■ **Your task**: Write the material out again, line by line, exactly as it is.

** BEGIN Record excerpts **

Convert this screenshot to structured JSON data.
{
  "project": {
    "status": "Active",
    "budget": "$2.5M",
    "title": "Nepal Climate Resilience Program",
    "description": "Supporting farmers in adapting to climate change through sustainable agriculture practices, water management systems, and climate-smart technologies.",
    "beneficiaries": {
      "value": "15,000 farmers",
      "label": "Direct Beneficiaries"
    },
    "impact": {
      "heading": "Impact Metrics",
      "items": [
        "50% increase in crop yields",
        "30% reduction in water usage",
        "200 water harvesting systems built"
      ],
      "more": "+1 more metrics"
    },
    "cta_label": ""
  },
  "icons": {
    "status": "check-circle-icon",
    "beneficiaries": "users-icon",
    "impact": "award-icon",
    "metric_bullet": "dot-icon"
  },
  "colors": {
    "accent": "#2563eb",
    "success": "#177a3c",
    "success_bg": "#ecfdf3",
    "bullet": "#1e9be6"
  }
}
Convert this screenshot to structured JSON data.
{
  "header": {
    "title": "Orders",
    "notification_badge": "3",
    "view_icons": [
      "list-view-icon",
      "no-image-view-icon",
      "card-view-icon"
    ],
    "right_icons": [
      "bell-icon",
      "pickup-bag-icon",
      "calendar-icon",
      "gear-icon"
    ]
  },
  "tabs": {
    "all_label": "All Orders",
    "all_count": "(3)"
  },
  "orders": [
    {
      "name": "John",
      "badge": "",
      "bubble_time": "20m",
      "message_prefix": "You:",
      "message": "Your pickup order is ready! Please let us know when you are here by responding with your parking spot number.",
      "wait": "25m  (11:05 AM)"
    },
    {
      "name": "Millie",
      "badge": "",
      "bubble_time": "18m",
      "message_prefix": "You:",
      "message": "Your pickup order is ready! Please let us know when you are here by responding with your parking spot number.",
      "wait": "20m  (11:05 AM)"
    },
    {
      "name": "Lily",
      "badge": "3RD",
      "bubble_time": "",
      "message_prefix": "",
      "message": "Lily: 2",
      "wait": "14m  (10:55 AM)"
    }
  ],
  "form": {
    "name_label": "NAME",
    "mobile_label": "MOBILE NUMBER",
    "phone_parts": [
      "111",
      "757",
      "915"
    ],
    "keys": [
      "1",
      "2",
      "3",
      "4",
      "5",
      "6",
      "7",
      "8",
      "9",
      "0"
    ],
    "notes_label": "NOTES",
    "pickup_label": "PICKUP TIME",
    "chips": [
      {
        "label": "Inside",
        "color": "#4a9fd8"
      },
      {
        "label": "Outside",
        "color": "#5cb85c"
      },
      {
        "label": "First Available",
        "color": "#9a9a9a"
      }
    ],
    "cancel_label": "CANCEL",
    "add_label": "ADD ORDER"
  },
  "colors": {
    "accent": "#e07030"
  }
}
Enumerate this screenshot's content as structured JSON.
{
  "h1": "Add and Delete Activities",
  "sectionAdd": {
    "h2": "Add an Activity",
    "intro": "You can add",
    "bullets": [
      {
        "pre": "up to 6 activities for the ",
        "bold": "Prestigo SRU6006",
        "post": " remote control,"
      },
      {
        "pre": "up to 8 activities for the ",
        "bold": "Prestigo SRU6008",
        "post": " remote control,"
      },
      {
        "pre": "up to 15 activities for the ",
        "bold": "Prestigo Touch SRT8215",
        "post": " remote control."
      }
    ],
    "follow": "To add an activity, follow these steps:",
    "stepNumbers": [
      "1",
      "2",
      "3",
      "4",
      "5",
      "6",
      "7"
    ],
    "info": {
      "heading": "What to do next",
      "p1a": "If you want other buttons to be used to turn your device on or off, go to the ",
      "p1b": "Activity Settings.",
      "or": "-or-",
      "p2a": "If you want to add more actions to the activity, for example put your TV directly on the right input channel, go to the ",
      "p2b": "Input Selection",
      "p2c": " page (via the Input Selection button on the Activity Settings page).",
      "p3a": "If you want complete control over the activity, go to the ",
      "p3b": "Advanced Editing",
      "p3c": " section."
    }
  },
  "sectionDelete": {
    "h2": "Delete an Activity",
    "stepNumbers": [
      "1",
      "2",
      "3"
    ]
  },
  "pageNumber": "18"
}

** END Record excerpts **

■ **Written response**:
Convert this screenshot to structured JSON data.
{
  "project": {
    "status": "Active",
    "budget": "$2.5M",
    "title": "Nepal Climate Resilience Program",
    "description": "Supporting farmers in adapting to climate change through sustainable agriculture practices, water management systems, and climate-smart technologies.",
    "beneficiaries": {
      "value": "15,000 farmers",
      "label": "Direct Beneficiaries"
    },
    "impact": {
      "heading": "Impact Metrics",
      "items": [
        "50% increase in crop yields",
        "30% reduction in water usage",
        "200 water harvesting systems built"
      ],
      "more": "+1 more metrics"
    },
    "cta_label": ""
  },
  "icons": {
    "status": "check-circle-icon",
    "beneficiaries": "users-icon",
    "impact": "award-icon",
    "metric_bullet": "dot-icon"
  },
  "colors": {
    "accent": "#2563eb",
    "success": "#177a3c",
    "success_bg": "#ecfdf3",
    "bullet": "#1e9be6"
  }
}
Convert this screenshot to structured JSON data.
{
  "header": {
    "title": "Orders",
    "notification_badge": "3",
    "view_icons": [
      "list-view-icon",
      "no-image-view-icon",
      "card-view-icon"
    ],
    "right_icons": [
      "bell-icon",
      "pickup-bag-icon",
      "calendar-icon",
      "gear-icon"
    ]
  },
  "tabs": {
    "all_label": "All Orders",
    "all_count": "(3)"
  },
  "orders": [
    {
      "name": "John",
      "badge": "",
      "bubble_time": "20m",
      "message_prefix": "You:",
      "message": "Your pickup order is ready! Please let us know when you are here by responding with your parking spot number.",
      "wait": "25m  (11:05 AM)"
    },
    {
      "name": "Millie",
      "badge": "",
      "bubble_time": "18m",
      "message_prefix": "You:",
      "message": "Your pickup order is ready! Please let us know when you are here by responding with your parking spot number.",
      "wait": "20m  (11:05 AM)"
    },
    {
      "name": "Lily",
      "badge": "3RD",
      "bubble_time": "",
      "message_prefix": "",
      "message": "Lily: 2",
      "wait": "14m  (10:55 AM)"
    }
  ],
  "form": {
    "name_label": "NAME",
    "mobile_label": "MOBILE NUMBER",
    "phone_parts": [
      "111",
      "757",
      "915"
    ],
    "keys": [
      "1",
      "2",
      "3",
      "4",
      "5",
      "6",
      "7",
      "8",
      "9",
      "0"
    ],
    "notes_label": "NOTES",
    "pickup_label": "PICKUP TIME",
    "chips": [
      {
        "label": "Inside",
        "color": "#4a9fd8"
      },
      {
        "label": "Outside",
        "color": "#5cb85c"
      },
      {
        "label": "First Available",
        "color": "#9a9a9a"
      }
    ],
    "cancel_label": "CANCEL",
    "add_label": "ADD ORDER"
  },
  "colors": {
    "accent": "#e07030"
  }
}
Enumerate this screenshot's content as structured JSON.
{
  "h1": "Add and Delete Activities",
  "sectionAdd": {
    "h2": "Add an Activity",
    "intro": "You can add",
    "bullets": [
      {
        "pre": "up to 6 activities for the ",
        "bold": "Prestigo SRU6006",
        "post": " remote control,"
      },
      {
        "pre": "up to 8 activities for the ",
        "bold": "Prestigo SRU6008",
        "post": " remote control,"
      },
      {
        "pre": "up to 15 activities for the ",
        "bold": "Prestigo Touch SRT8215",
        "post": " remote control."
      }
    ],
    "follow": "To add an activity, follow these steps:",
    "stepNumbers": [
      "1",
      "2",
      "3",
      "4",
      "5",
      "6",
      "7"
    ],
    "info": {
      "heading": "What to do next",
      "p1a": "If you want other buttons to be used to turn your device on or off, go to the ",
      "p1b": "Activity Settings.",
      "or": "-or-",
      "p2a": "If you want to add more actions to the activity, for example put your TV directly on the right input channel, go to the ",
      "p2b": "Input Selection",
      "p2c": " page (via the Input Selection button on the Activity Settings page).",
      "p3a": "If you want complete control over the activity, go to the ",
      "p3b": "Advanced Editing",
      "p3c": " section."
    }
  },
  "sectionDelete": {
    "h2": "Delete an Activity",
    "stepNumbers": [
      "1",
      "2",
      "3"
    ]
  },
  "pageNumber": "18"
}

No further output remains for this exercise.